[Stored data]
────────────────
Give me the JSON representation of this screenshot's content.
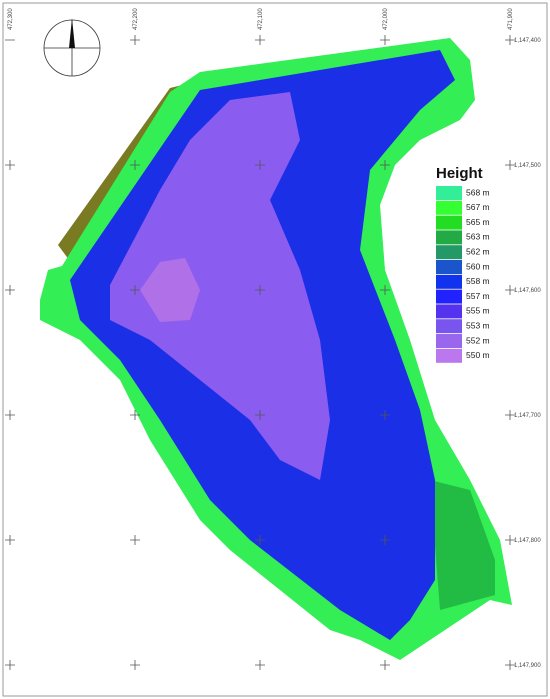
{
  "legend": {
    "title": "Height",
    "entries": [
      {
        "label": "568 m",
        "color": "#33ee99"
      },
      {
        "label": "567 m",
        "color": "#33ff33"
      },
      {
        "label": "565 m",
        "color": "#22dd22"
      },
      {
        "label": "563 m",
        "color": "#22aa44"
      },
      {
        "label": "562 m",
        "color": "#229966"
      },
      {
        "label": "560 m",
        "color": "#1a55cc"
      },
      {
        "label": "558 m",
        "color": "#1133ee"
      },
      {
        "label": "557 m",
        "color": "#2222ff"
      },
      {
        "label": "555 m",
        "color": "#5533ee"
      },
      {
        "label": "553 m",
        "color": "#7755ee"
      },
      {
        "label": "552 m",
        "color": "#9966ee"
      },
      {
        "label": "550 m",
        "color": "#bb77ee"
      }
    ]
  },
  "easting_labels": [
    "472,300",
    "472,200",
    "472,100",
    "472,000",
    "471,900"
  ],
  "northing_labels": [
    "1,147,400",
    "1,147,500",
    "1,147,600",
    "1,147,700",
    "1,147,800",
    "1,147,900"
  ]
}
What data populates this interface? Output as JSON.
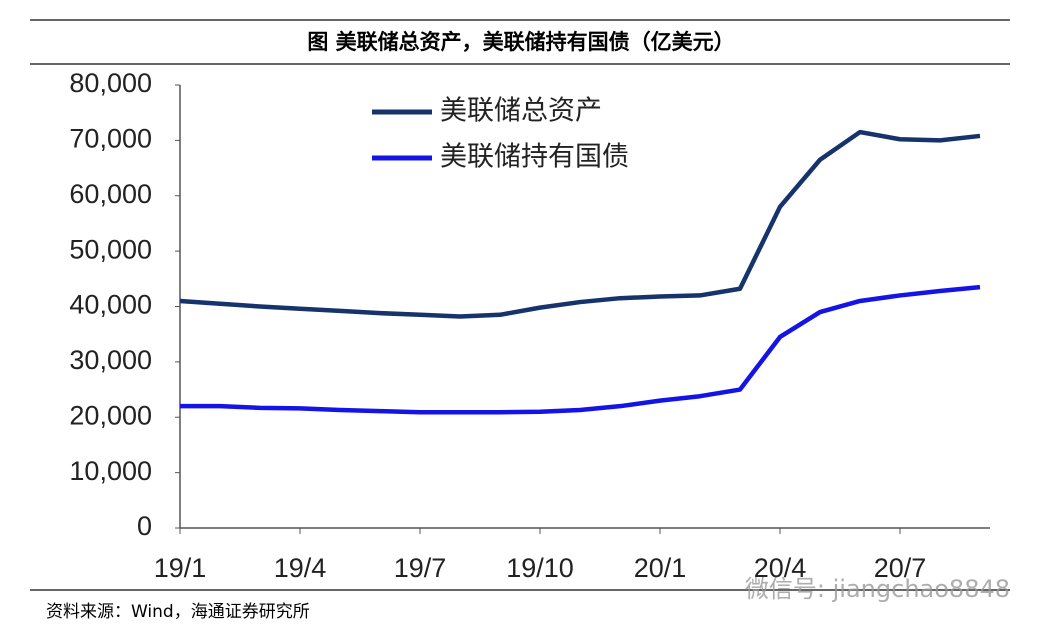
{
  "chart_data": {
    "type": "line",
    "title": "图  美联储总资产，美联储持有国债（亿美元）",
    "categories": [
      "19/1",
      null,
      null,
      "19/4",
      null,
      null,
      "19/7",
      null,
      null,
      "19/10",
      null,
      null,
      "20/1",
      null,
      null,
      "20/4",
      null,
      null,
      "20/7",
      null,
      null
    ],
    "series": [
      {
        "name": "美联储总资产",
        "color": "#17336b",
        "values": [
          41000,
          40500,
          40000,
          39600,
          39200,
          38800,
          38500,
          38200,
          38500,
          39800,
          40800,
          41500,
          41800,
          42000,
          43200,
          58000,
          66500,
          71500,
          70200,
          70000,
          70800
        ]
      },
      {
        "name": "美联储持有国债",
        "color": "#1414e6",
        "values": [
          22000,
          22000,
          21700,
          21600,
          21300,
          21100,
          20900,
          20900,
          20900,
          21000,
          21300,
          22000,
          23000,
          23800,
          25000,
          34500,
          39000,
          41000,
          42000,
          42800,
          43500
        ]
      }
    ],
    "ylim": [
      0,
      80000
    ],
    "yticks": [
      0,
      {
        "value": 10000,
        "label": "10,000"
      },
      {
        "value": 20000,
        "label": "20,000"
      },
      {
        "value": 30000,
        "label": "30,000"
      },
      {
        "value": 40000,
        "label": "40,000"
      },
      {
        "value": 50000,
        "label": "50,000"
      },
      {
        "value": 60000,
        "label": "60,000"
      },
      {
        "value": 70000,
        "label": "70,000"
      },
      {
        "value": 80000,
        "label": "80,000"
      }
    ],
    "grid": false,
    "legend": "top",
    "source": "资料来源：Wind，海通证券研究所",
    "watermark": "微信号: jiangchao8848"
  }
}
────────────────
How many lines in the records above contain the word "JSON"? Give only the number.

- **EXERCISE RESULT**
2